§ **STATED PROBLEM**:
Write out the records below once more, exactly as they stand.

§ **THE DATA**:
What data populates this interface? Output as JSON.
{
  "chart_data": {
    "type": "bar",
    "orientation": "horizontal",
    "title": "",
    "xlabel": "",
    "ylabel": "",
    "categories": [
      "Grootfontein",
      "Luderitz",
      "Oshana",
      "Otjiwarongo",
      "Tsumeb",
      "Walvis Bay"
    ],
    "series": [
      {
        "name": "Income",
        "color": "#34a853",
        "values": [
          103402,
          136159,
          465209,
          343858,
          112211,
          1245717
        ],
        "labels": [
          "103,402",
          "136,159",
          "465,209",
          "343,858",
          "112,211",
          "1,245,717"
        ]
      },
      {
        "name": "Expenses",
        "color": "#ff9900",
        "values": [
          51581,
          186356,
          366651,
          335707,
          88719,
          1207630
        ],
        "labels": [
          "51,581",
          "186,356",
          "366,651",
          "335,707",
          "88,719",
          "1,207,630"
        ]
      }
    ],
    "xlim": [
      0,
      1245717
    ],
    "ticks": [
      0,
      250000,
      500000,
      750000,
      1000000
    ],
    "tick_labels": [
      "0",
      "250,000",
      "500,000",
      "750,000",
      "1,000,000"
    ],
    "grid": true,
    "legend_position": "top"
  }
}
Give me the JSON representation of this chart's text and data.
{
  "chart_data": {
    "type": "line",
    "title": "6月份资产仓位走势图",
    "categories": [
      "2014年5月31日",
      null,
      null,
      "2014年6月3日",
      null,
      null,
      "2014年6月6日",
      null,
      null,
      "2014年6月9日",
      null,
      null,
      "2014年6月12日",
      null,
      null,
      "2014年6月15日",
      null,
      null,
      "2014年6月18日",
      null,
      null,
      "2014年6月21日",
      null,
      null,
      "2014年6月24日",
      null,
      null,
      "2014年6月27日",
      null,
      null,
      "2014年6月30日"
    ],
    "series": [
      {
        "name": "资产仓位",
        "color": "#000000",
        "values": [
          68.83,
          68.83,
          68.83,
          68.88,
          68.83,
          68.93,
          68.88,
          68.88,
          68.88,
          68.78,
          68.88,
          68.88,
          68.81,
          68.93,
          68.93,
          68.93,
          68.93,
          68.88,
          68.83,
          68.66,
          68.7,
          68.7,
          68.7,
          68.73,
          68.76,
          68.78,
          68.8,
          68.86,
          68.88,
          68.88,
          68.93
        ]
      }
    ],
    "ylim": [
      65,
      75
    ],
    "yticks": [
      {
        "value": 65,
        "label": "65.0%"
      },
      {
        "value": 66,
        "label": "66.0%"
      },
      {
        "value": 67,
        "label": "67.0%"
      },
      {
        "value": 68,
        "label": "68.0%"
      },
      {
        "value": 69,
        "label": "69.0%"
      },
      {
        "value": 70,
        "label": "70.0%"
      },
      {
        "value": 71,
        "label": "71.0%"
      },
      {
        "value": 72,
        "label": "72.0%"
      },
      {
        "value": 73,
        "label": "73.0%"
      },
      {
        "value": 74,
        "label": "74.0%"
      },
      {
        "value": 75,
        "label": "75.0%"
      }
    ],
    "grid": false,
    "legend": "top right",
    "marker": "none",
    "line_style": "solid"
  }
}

§ **WRITTEN RESPONSE**:
What data populates this interface? Output as JSON.
{
  "chart_data": {
    "type": "bar",
    "orientation": "horizontal",
    "title": "",
    "xlabel": "",
    "ylabel": "",
    "categories": [
      "Grootfontein",
      "Luderitz",
      "Oshana",
      "Otjiwarongo",
      "Tsumeb",
      "Walvis Bay"
    ],
    "series": [
      {
        "name": "Income",
        "color": "#34a853",
        "values": [
          103402,
          136159,
          465209,
          343858,
          112211,
          1245717
        ],
        "labels": [
          "103,402",
          "136,159",
          "465,209",
          "343,858",
          "112,211",
          "1,245,717"
        ]
      },
      {
        "name": "Expenses",
        "color": "#ff9900",
        "values": [
          51581,
          186356,
          366651,
          335707,
          88719,
          1207630
        ],
        "labels": [
          "51,581",
          "186,356",
          "366,651",
          "335,707",
          "88,719",
          "1,207,630"
        ]
      }
    ],
    "xlim": [
      0,
      1245717
    ],
    "ticks": [
      0,
      250000,
      500000,
      750000,
      1000000
    ],
    "tick_labels": [
      "0",
      "250,000",
      "500,000",
      "750,000",
      "1,000,000"
    ],
    "grid": true,
    "legend_position": "top"
  }
}
Give me the JSON representation of this chart's text and data.
{
  "chart_data": {
    "type": "line",
    "title": "6月份资产仓位走势图",
    "categories": [
      "2014年5月31日",
      null,
      null,
      "2014年6月3日",
      null,
      null,
      "2014年6月6日",
      null,
      null,
      "2014年6月9日",
      null,
      null,
      "2014年6月12日",
      null,
      null,
      "2014年6月15日",
      null,
      null,
      "2014年6月18日",
      null,
      null,
      "2014年6月21日",
      null,
      null,
      "2014年6月24日",
      null,
      null,
      "2014年6月27日",
      null,
      null,
      "2014年6月30日"
    ],
    "series": [
      {
        "name": "资产仓位",
        "color": "#000000",
        "values": [
          68.83,
          68.83,
          68.83,
          68.88,
          68.83,
          68.93,
          68.88,
          68.88,
          68.88,
          68.78,
          68.88,
          68.88,
          68.81,
          68.93,
          68.93,
          68.93,
          68.93,
          68.88,
          68.83,
          68.66,
          68.7,
          68.7,
          68.7,
          68.73,
          68.76,
          68.78,
          68.8,
          68.86,
          68.88,
          68.88,
          68.93
        ]
      }
    ],
    "ylim": [
      65,
      75
    ],
    "yticks": [
      {
        "value": 65,
        "label": "65.0%"
      },
      {
        "value": 66,
        "label": "66.0%"
      },
      {
        "value": 67,
        "label": "67.0%"
      },
      {
        "value": 68,
        "label": "68.0%"
      },
      {
        "value": 69,
        "label": "69.0%"
      },
      {
        "value": 70,
        "label": "70.0%"
      },
      {
        "value": 71,
        "label": "71.0%"
      },
      {
        "value": 72,
        "label": "72.0%"
      },
      {
        "value": 73,
        "label": "73.0%"
      },
      {
        "value": 74,
        "label": "74.0%"
      },
      {
        "value": 75,
        "label": "75.0%"
      }
    ],
    "grid": false,
    "legend": "top right",
    "marker": "none",
    "line_style": "solid"
  }
}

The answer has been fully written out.